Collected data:
[Start]

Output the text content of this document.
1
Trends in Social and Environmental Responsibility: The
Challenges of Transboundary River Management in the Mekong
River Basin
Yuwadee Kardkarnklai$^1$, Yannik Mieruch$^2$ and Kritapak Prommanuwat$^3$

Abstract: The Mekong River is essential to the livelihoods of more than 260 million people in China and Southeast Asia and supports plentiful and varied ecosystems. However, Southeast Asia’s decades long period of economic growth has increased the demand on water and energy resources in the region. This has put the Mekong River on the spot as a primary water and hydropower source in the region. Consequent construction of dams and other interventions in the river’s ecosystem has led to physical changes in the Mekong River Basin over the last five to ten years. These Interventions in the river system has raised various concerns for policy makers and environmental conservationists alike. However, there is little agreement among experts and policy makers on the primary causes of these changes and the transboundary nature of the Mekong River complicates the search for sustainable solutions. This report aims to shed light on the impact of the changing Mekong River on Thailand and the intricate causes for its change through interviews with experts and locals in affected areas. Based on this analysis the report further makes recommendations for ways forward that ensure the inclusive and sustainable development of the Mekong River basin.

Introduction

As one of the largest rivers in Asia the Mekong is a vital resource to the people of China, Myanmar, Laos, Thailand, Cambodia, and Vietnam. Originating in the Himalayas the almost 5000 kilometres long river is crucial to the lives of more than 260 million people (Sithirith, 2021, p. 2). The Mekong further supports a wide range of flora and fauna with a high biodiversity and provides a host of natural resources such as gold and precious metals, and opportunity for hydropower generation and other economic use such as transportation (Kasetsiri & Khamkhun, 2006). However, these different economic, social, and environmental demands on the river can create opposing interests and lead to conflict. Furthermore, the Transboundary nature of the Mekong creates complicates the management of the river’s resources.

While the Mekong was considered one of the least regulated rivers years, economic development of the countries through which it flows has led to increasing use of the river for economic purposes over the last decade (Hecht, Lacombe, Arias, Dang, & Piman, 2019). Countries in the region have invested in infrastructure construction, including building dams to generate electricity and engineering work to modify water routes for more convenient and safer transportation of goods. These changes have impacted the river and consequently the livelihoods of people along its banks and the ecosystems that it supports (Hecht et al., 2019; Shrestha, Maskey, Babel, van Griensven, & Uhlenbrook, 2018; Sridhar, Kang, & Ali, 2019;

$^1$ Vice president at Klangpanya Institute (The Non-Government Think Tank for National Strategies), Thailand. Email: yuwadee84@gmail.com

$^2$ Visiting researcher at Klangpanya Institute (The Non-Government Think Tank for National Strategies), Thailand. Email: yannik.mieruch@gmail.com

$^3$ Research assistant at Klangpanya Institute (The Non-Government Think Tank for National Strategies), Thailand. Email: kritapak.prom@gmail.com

[End]

Transcribe every entry word for word.

#### Answer:
Output the text content of this document.
1
Trends in Social and Environmental Responsibility: The
Challenges of Transboundary River Management in the Mekong
River Basin
Yuwadee Kardkarnklai$^1$, Yannik Mieruch$^2$ and Kritapak Prommanuwat$^3$

Abstract: The Mekong River is essential to the livelihoods of more than 260 million people in China and Southeast Asia and supports plentiful and varied ecosystems. However, Southeast Asia’s decades long period of economic growth has increased the demand on water and energy resources in the region. This has put the Mekong River on the spot as a primary water and hydropower source in the region. Consequent construction of dams and other interventions in the river’s ecosystem has led to physical changes in the Mekong River Basin over the last five to ten years. These Interventions in the river system has raised various concerns for policy makers and environmental conservationists alike. However, there is little agreement among experts and policy makers on the primary causes of these changes and the transboundary nature of the Mekong River complicates the search for sustainable solutions. This report aims to shed light on the impact of the changing Mekong River on Thailand and the intricate causes for its change through interviews with experts and locals in affected areas. Based on this analysis the report further makes recommendations for ways forward that ensure the inclusive and sustainable development of the Mekong River basin.

Introduction

As one of the largest rivers in Asia the Mekong is a vital resource to the people of China, Myanmar, Laos, Thailand, Cambodia, and Vietnam. Originating in the Himalayas the almost 5000 kilometres long river is crucial to the lives of more than 260 million people (Sithirith, 2021, p. 2). The Mekong further supports a wide range of flora and fauna with a high biodiversity and provides a host of natural resources such as gold and precious metals, and opportunity for hydropower generation and other economic use such as transportation (Kasetsiri & Khamkhun, 2006). However, these different economic, social, and environmental demands on the river can create opposing interests and lead to conflict. Furthermore, the Transboundary nature of the Mekong creates complicates the management of the river’s resources.

While the Mekong was considered one of the least regulated rivers years, economic development of the countries through which it flows has led to increasing use of the river for economic purposes over the last decade (Hecht, Lacombe, Arias, Dang, & Piman, 2019). Countries in the region have invested in infrastructure construction, including building dams to generate electricity and engineering work to modify water routes for more convenient and safer transportation of goods. These changes have impacted the river and consequently the livelihoods of people along its banks and the ecosystems that it supports (Hecht et al., 2019; Shrestha, Maskey, Babel, van Griensven, & Uhlenbrook, 2018; Sridhar, Kang, & Ali, 2019;

$^1$ Vice president at Klangpanya Institute (The Non-Government Think Tank for National Strategies), Thailand. Email: yuwadee84@gmail.com

$^2$ Visiting researcher at Klangpanya Institute (The Non-Government Think Tank for National Strategies), Thailand. Email: yannik.mieruch@gmail.com

$^3$ Research assistant at Klangpanya Institute (The Non-Government Think Tank for National Strategies), Thailand. Email: kritapak.prom@gmail.com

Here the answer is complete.